## [Document segment]
● ● ● ● ● ● ●

In my last formal observation, the evaluator entered my classroom unannounced in the midst of my most challenging student having a complete meltdown. Within a few minutes, I was able to calm her down enough to have her sit next to me as I taught a math lesson, and she followed along every single step of the way. That was an incredible accomplishment for this child, and it was completely unacknowledged in my observation write-up. This is an example of what is so disheartening and frustrating.
Early childhood educators are responsible for both teaching a more rigorous curriculum and keeping a handle on misbehavior that I believe is fueled by the more demanding expectations we now put on our youngest learners. When you are the only adult in a room of 20 or so kindergartners, and disruptive and/or dangerous children are sometimes not removed at all, or removed only for a brief time (i.e. 5-10 minutes) before returning to the classroom – only to repeat their disruptive and/or dangerous behavior – it is hard to adhere to the curriculum map. And that is what happens when school psychologist and classroom aide positions are reduced or eliminated due to budget cuts. Such lack of support becomes exhausting and demoralizing on a daily basis. It takes the wind out of your sails.
What looks good on paper and in theory often doesn’t hold up when real, live children are involved – especially when the policymakers and powers-that-be lack actual classroom or grade-level experience, and early childhood educators are required to do more with less, year after year.
For the past few years, I have felt like a fish out of water and have questioned how much longer I could continue. I realized it came down to making a choice between changing my mind and leaving my job. Prior to deciding on the latter, I tried in earnest – for years – to change from the inside. I attended conferences and enrolled in (self-funded) online courses aligned with my professional passions, values, and beliefs in hopes of reigniting my enthusiasm and finding ways to reconcile my personal and professional values with the new realities of public education. I returned to my classroom with renewed energy and optimism only to have them drained by the day-to-day, rigorous, and developmentally inappropriate demands of the Common Core.
So much that is important to me and that I believe is beneficial to children has fallen off the plate because it has been edged out by the Common Core curriculum and the excessive assessment that accompanies it and APPR. It became clear to me that I must leave in order to express and grow my soul.
I was thrilled to be appointed as a Kindness Club Advisor when the club began in 2012 because social-emotional learning is one of my greatest passions. However, it was anguishing to have to step down from that position because the workload resulting from the shift to the Common Core that year was so overwhelming.

● ● ● ● ● ● ●

## [Written exercise a]
According to the teacher's account, in what year did the Kindness Club begin?

## [Stored items from a collection]
● ● ● ● ● ● ●

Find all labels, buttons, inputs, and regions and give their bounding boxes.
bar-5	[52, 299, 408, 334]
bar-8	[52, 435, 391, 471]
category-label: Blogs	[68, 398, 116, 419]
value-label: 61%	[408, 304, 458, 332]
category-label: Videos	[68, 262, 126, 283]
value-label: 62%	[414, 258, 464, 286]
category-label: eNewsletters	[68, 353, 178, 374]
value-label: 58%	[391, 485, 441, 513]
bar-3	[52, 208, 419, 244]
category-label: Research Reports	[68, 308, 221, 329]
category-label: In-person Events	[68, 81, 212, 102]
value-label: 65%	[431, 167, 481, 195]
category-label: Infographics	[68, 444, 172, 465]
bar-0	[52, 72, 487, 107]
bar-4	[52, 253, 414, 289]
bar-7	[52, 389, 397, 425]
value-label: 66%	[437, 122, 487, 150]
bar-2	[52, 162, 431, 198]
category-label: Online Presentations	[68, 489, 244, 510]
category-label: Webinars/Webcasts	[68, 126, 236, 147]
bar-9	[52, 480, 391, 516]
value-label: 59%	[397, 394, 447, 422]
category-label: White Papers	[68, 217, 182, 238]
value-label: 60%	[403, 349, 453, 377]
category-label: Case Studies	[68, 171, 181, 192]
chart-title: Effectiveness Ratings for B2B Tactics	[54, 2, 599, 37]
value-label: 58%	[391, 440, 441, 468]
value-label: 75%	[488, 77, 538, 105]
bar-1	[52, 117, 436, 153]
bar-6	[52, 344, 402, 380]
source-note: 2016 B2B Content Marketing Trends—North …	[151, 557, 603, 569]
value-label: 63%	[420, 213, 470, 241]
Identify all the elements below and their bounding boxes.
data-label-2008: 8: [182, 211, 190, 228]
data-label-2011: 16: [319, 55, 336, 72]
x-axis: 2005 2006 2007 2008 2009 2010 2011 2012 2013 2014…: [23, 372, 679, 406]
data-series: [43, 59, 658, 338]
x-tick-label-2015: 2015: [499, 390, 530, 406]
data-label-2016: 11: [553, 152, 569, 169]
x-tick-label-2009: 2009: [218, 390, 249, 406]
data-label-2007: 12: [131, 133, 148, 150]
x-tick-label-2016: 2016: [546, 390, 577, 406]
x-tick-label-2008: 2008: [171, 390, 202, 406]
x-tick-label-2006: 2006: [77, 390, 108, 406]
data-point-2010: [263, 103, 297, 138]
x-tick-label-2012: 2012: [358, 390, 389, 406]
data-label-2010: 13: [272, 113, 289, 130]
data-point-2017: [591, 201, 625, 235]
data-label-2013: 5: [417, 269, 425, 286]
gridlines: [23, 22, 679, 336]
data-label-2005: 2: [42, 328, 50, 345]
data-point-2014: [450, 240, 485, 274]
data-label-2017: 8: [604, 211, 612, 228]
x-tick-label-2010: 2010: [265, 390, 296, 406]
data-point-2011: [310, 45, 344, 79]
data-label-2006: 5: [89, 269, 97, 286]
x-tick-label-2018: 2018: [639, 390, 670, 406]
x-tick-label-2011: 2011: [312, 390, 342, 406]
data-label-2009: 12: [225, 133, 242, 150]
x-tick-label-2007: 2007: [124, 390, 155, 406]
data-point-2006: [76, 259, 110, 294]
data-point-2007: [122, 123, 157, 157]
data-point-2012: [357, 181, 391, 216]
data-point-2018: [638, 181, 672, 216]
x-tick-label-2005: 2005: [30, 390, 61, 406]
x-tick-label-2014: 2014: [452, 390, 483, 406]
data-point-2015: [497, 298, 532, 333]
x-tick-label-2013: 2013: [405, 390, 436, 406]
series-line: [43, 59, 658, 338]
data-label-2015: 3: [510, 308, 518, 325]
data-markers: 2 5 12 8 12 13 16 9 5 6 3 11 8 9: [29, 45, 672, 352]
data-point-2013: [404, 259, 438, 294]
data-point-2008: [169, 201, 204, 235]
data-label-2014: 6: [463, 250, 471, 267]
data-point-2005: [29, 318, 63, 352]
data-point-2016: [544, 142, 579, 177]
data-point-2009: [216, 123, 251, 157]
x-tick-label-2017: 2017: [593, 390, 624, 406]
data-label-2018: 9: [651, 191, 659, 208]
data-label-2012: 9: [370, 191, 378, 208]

● ● ● ● ● ● ●

## [Written exercise b]
Repeat everything in the rows from the very beginning down to the line containing "353, 178, 374]", including both ends.

## [Exercise result a]
2012

## [Exercise result b]
Find all labels, buttons, inputs, and regions and give their bounding boxes.
bar-5	[52, 299, 408, 334]
bar-8	[52, 435, 391, 471]
category-label: Blogs	[68, 398, 116, 419]
value-label: 61%	[408, 304, 458, 332]
category-label: Videos	[68, 262, 126, 283]
value-label: 62%	[414, 258, 464, 286]
category-label: eNewsletters	[68, 353, 178, 374]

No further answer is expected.